Dataset entries:
[BEGIN]

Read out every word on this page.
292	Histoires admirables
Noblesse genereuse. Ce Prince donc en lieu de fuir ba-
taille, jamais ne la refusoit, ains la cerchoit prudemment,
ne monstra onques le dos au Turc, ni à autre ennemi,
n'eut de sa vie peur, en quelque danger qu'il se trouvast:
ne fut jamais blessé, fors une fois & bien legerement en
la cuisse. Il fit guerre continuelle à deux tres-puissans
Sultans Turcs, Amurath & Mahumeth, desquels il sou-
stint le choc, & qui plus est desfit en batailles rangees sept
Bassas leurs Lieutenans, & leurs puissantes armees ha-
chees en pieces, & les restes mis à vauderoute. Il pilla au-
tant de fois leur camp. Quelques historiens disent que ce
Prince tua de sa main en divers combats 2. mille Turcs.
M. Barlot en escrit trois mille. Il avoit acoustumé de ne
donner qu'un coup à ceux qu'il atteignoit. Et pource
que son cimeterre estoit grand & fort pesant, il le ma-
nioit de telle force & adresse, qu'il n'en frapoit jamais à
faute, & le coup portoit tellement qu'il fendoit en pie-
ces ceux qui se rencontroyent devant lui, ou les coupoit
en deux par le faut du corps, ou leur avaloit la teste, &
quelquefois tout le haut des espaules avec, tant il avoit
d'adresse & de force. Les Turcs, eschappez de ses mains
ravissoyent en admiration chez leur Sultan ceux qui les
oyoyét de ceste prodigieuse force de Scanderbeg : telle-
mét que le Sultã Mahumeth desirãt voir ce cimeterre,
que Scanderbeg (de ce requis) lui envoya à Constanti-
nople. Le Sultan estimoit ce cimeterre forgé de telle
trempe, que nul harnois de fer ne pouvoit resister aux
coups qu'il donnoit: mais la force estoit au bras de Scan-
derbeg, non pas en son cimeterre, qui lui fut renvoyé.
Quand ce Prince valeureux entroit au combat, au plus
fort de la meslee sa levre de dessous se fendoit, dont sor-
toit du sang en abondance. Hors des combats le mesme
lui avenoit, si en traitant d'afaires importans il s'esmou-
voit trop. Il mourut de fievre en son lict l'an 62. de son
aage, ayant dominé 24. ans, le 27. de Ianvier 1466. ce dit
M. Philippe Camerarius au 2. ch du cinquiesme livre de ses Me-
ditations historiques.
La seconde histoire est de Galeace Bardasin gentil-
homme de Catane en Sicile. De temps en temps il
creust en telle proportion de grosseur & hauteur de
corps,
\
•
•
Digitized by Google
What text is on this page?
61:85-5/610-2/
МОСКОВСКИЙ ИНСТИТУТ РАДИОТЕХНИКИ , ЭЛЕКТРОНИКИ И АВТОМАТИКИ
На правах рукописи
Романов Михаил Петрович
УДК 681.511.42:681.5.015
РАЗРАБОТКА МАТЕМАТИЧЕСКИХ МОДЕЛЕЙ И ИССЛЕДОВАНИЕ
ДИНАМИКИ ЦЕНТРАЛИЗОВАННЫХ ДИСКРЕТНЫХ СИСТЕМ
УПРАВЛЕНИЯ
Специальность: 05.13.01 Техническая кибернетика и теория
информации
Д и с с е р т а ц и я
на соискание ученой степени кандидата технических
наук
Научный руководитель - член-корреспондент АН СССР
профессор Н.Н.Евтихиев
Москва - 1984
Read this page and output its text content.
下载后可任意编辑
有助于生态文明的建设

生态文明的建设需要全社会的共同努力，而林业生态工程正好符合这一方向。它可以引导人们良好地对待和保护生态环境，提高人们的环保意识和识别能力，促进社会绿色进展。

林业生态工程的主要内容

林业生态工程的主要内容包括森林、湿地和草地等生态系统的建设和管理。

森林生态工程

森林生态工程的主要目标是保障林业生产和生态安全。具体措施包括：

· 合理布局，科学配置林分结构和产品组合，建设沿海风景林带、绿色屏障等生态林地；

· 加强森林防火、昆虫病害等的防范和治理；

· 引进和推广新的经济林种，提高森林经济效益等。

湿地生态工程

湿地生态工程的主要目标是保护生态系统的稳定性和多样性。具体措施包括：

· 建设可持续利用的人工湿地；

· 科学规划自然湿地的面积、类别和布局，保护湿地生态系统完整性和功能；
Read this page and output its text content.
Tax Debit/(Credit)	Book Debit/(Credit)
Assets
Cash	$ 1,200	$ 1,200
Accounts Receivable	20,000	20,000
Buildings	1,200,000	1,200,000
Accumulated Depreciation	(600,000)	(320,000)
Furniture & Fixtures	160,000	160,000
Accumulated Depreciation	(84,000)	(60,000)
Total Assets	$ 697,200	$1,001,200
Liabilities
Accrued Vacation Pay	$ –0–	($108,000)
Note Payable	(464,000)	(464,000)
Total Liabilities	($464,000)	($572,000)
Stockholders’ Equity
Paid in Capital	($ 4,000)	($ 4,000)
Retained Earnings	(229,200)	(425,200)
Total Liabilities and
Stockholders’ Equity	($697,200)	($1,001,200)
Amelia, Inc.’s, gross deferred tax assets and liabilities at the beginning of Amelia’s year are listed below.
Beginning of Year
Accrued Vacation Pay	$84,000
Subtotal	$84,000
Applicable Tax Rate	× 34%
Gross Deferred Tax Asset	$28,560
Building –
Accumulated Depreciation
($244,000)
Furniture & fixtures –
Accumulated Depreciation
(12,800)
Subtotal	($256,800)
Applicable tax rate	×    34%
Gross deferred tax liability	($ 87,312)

[END]

What is expected: Extract the complete set of records unchanged.

Task result:
Read out every word on this page.
292	Histoires admirables
Noblesse genereuse. Ce Prince donc en lieu de fuir ba-
taille, jamais ne la refusoit, ains la cerchoit prudemment,
ne monstra onques le dos au Turc, ni à autre ennemi,
n'eut de sa vie peur, en quelque danger qu'il se trouvast:
ne fut jamais blessé, fors une fois & bien legerement en
la cuisse. Il fit guerre continuelle à deux tres-puissans
Sultans Turcs, Amurath & Mahumeth, desquels il sou-
stint le choc, & qui plus est desfit en batailles rangees sept
Bassas leurs Lieutenans, & leurs puissantes armees ha-
chees en pieces, & les restes mis à vauderoute. Il pilla au-
tant de fois leur camp. Quelques historiens disent que ce
Prince tua de sa main en divers combats 2. mille Turcs.
M. Barlot en escrit trois mille. Il avoit acoustumé de ne
donner qu'un coup à ceux qu'il atteignoit. Et pource
que son cimeterre estoit grand & fort pesant, il le ma-
nioit de telle force & adresse, qu'il n'en frapoit jamais à
faute, & le coup portoit tellement qu'il fendoit en pie-
ces ceux qui se rencontroyent devant lui, ou les coupoit
en deux par le faut du corps, ou leur avaloit la teste, &
quelquefois tout le haut des espaules avec, tant il avoit
d'adresse & de force. Les Turcs, eschappez de ses mains
ravissoyent en admiration chez leur Sultan ceux qui les
oyoyét de ceste prodigieuse force de Scanderbeg : telle-
mét que le Sultã Mahumeth desirãt voir ce cimeterre,
que Scanderbeg (de ce requis) lui envoya à Constanti-
nople. Le Sultan estimoit ce cimeterre forgé de telle
trempe, que nul harnois de fer ne pouvoit resister aux
coups qu'il donnoit: mais la force estoit au bras de Scan-
derbeg, non pas en son cimeterre, qui lui fut renvoyé.
Quand ce Prince valeureux entroit au combat, au plus
fort de la meslee sa levre de dessous se fendoit, dont sor-
toit du sang en abondance. Hors des combats le mesme
lui avenoit, si en traitant d'afaires importans il s'esmou-
voit trop. Il mourut de fievre en son lict l'an 62. de son
aage, ayant dominé 24. ans, le 27. de Ianvier 1466. ce dit
M. Philippe Camerarius au 2. ch du cinquiesme livre de ses Me-
ditations historiques.
La seconde histoire est de Galeace Bardasin gentil-
homme de Catane en Sicile. De temps en temps il
creust en telle proportion de grosseur & hauteur de
corps,
\
•
•
Digitized by Google
What text is on this page?
61:85-5/610-2/
МОСКОВСКИЙ ИНСТИТУТ РАДИОТЕХНИКИ , ЭЛЕКТРОНИКИ И АВТОМАТИКИ
На правах рукописи
Романов Михаил Петрович
УДК 681.511.42:681.5.015
РАЗРАБОТКА МАТЕМАТИЧЕСКИХ МОДЕЛЕЙ И ИССЛЕДОВАНИЕ
ДИНАМИКИ ЦЕНТРАЛИЗОВАННЫХ ДИСКРЕТНЫХ СИСТЕМ
УПРАВЛЕНИЯ
Специальность: 05.13.01 Техническая кибернетика и теория
информации
Д и с с е р т а ц и я
на соискание ученой степени кандидата технических
наук
Научный руководитель - член-корреспондент АН СССР
профессор Н.Н.Евтихиев
Москва - 1984
Read this page and output its text content.
下载后可任意编辑
有助于生态文明的建设

生态文明的建设需要全社会的共同努力，而林业生态工程正好符合这一方向。它可以引导人们良好地对待和保护生态环境，提高人们的环保意识和识别能力，促进社会绿色进展。

林业生态工程的主要内容

林业生态工程的主要内容包括森林、湿地和草地等生态系统的建设和管理。

森林生态工程

森林生态工程的主要目标是保障林业生产和生态安全。具体措施包括：

· 合理布局，科学配置林分结构和产品组合，建设沿海风景林带、绿色屏障等生态林地；

· 加强森林防火、昆虫病害等的防范和治理；

· 引进和推广新的经济林种，提高森林经济效益等。

湿地生态工程

湿地生态工程的主要目标是保护生态系统的稳定性和多样性。具体措施包括：

· 建设可持续利用的人工湿地；

· 科学规划自然湿地的面积、类别和布局，保护湿地生态系统完整性和功能；
Read this page and output its text content.
Tax Debit/(Credit)	Book Debit/(Credit)
Assets
Cash	$ 1,200	$ 1,200
Accounts Receivable	20,000	20,000
Buildings	1,200,000	1,200,000
Accumulated Depreciation	(600,000)	(320,000)
Furniture & Fixtures	160,000	160,000
Accumulated Depreciation	(84,000)	(60,000)
Total Assets	$ 697,200	$1,001,200
Liabilities
Accrued Vacation Pay	$ –0–	($108,000)
Note Payable	(464,000)	(464,000)
Total Liabilities	($464,000)	($572,000)
Stockholders’ Equity
Paid in Capital	($ 4,000)	($ 4,000)
Retained Earnings	(229,200)	(425,200)
Total Liabilities and
Stockholders’ Equity	($697,200)	($1,001,200)
Amelia, Inc.’s, gross deferred tax assets and liabilities at the beginning of Amelia’s year are listed below.
Beginning of Year
Accrued Vacation Pay	$84,000
Subtotal	$84,000
Applicable Tax Rate	× 34%
Gross Deferred Tax Asset	$28,560
Building –
Accumulated Depreciation
($244,000)
Furniture & fixtures –
Accumulated Depreciation
(12,800)
Subtotal	($256,800)
Applicable tax rate	×    34%
Gross deferred tax liability	($ 87,312)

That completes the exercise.